> **Exercise description**
Search the material for the string "screenshot" and copy each line where it occurs.

(Dataset records)
################

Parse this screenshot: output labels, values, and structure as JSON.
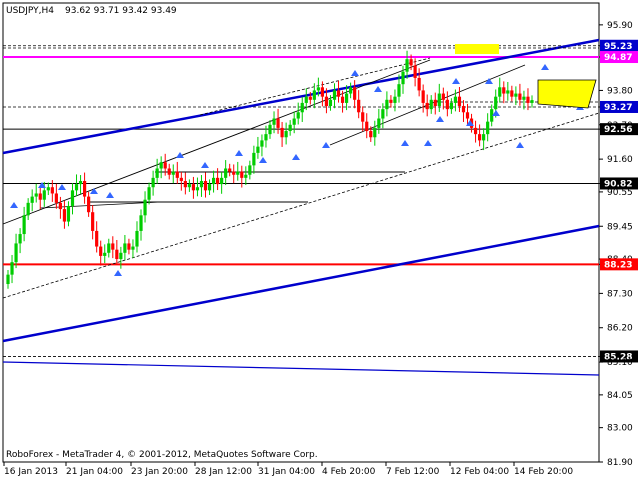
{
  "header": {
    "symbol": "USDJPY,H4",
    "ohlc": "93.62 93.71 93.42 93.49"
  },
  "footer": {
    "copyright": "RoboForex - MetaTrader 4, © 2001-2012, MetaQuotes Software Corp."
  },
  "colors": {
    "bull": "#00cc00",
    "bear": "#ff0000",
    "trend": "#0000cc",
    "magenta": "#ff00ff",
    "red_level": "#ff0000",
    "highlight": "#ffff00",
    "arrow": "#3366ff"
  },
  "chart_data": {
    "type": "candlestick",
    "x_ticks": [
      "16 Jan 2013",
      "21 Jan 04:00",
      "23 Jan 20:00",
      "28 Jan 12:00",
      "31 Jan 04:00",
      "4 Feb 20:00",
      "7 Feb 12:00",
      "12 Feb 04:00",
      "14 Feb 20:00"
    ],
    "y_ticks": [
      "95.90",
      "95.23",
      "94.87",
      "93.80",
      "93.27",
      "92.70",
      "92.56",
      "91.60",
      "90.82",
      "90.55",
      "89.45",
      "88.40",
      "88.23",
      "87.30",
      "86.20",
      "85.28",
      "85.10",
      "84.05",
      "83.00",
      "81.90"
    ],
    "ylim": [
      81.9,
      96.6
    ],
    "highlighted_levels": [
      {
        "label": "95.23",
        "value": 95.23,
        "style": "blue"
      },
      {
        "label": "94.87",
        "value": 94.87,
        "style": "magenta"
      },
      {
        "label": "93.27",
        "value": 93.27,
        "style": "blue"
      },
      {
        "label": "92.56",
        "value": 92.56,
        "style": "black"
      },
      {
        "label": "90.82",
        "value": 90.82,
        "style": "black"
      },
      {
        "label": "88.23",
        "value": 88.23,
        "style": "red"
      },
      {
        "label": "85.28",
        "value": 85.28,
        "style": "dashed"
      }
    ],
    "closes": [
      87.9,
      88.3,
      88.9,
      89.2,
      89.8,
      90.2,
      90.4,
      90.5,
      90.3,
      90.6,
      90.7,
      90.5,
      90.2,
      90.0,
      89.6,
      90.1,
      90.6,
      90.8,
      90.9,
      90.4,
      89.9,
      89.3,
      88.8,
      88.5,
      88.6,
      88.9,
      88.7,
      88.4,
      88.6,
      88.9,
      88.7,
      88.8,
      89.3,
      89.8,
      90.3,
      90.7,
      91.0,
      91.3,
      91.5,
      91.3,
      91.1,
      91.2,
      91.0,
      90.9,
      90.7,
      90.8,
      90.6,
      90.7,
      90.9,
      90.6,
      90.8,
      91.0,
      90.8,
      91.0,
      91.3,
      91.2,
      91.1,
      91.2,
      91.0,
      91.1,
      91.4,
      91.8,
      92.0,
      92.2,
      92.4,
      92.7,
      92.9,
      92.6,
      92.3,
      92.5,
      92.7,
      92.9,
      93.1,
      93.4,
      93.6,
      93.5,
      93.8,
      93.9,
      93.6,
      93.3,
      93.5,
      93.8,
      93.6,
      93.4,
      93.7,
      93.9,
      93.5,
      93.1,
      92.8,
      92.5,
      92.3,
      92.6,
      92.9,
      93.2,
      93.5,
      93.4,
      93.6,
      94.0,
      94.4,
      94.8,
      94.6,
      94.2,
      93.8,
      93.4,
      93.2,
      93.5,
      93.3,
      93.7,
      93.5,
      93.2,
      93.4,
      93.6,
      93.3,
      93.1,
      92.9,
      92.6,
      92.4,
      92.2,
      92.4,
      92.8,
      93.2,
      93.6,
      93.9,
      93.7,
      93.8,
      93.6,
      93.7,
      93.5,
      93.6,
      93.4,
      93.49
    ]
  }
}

################

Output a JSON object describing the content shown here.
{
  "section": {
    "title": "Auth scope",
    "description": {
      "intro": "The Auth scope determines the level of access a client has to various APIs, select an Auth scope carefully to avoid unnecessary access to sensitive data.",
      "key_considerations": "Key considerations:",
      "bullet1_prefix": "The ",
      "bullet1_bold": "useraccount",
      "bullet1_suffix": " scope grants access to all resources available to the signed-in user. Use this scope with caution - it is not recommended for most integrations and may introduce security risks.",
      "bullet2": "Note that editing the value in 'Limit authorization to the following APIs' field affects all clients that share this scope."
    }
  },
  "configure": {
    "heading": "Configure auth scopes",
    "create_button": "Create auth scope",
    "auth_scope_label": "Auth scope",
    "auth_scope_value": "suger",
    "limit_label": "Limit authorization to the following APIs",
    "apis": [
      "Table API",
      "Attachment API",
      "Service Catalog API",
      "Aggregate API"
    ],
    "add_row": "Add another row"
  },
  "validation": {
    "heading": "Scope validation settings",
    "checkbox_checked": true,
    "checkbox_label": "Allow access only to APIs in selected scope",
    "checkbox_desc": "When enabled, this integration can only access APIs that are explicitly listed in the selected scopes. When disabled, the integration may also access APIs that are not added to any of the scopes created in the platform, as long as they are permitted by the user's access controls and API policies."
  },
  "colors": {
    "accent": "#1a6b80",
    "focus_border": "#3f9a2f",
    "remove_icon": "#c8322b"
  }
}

################

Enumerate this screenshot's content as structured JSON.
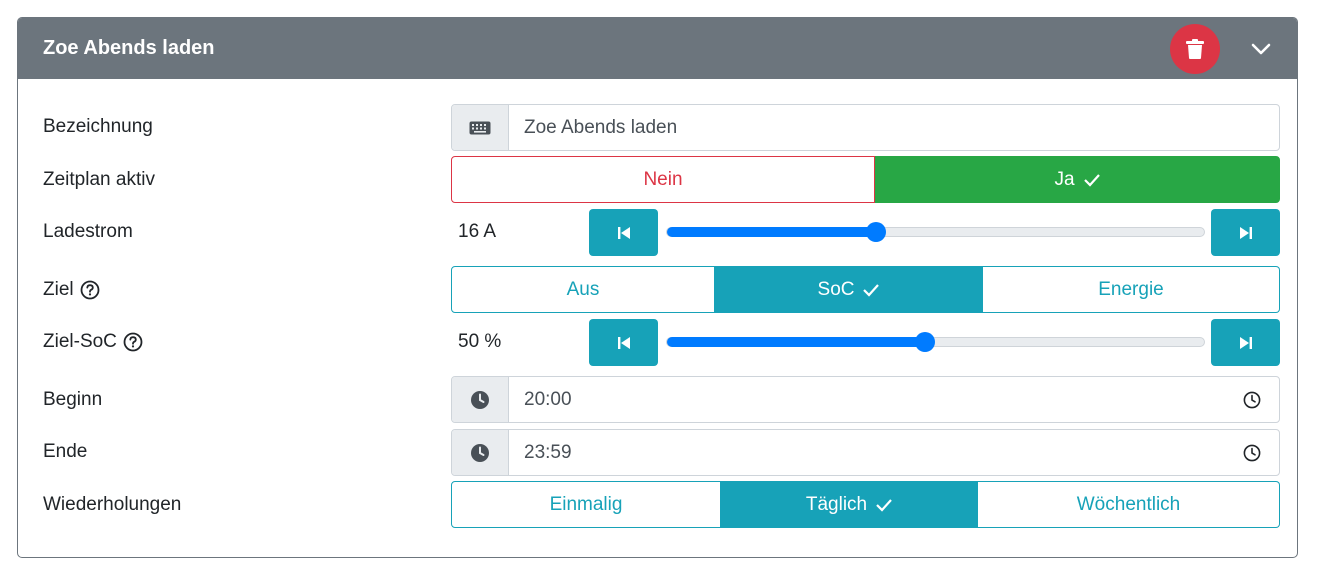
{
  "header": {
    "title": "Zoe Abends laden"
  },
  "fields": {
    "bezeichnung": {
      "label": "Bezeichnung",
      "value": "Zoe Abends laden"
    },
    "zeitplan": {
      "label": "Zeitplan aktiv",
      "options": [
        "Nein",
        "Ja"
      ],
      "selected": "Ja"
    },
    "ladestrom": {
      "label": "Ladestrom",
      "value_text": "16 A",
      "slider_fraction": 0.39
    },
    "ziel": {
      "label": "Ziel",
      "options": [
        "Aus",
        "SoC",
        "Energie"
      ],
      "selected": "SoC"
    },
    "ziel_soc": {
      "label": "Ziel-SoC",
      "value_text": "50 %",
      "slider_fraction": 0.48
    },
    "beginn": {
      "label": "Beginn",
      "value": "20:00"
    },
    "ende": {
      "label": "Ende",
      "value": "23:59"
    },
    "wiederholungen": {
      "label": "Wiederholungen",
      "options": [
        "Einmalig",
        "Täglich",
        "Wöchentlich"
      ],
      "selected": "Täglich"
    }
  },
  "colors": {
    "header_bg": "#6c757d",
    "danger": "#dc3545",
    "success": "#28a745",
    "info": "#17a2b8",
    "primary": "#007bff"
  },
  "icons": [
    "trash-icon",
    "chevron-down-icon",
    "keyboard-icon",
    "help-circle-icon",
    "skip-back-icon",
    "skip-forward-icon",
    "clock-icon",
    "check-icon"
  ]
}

################

> **Completed task**
Parse this screenshot: output labels, values, and structure as JSON.
Enumerate this screenshot's content as structured JSON.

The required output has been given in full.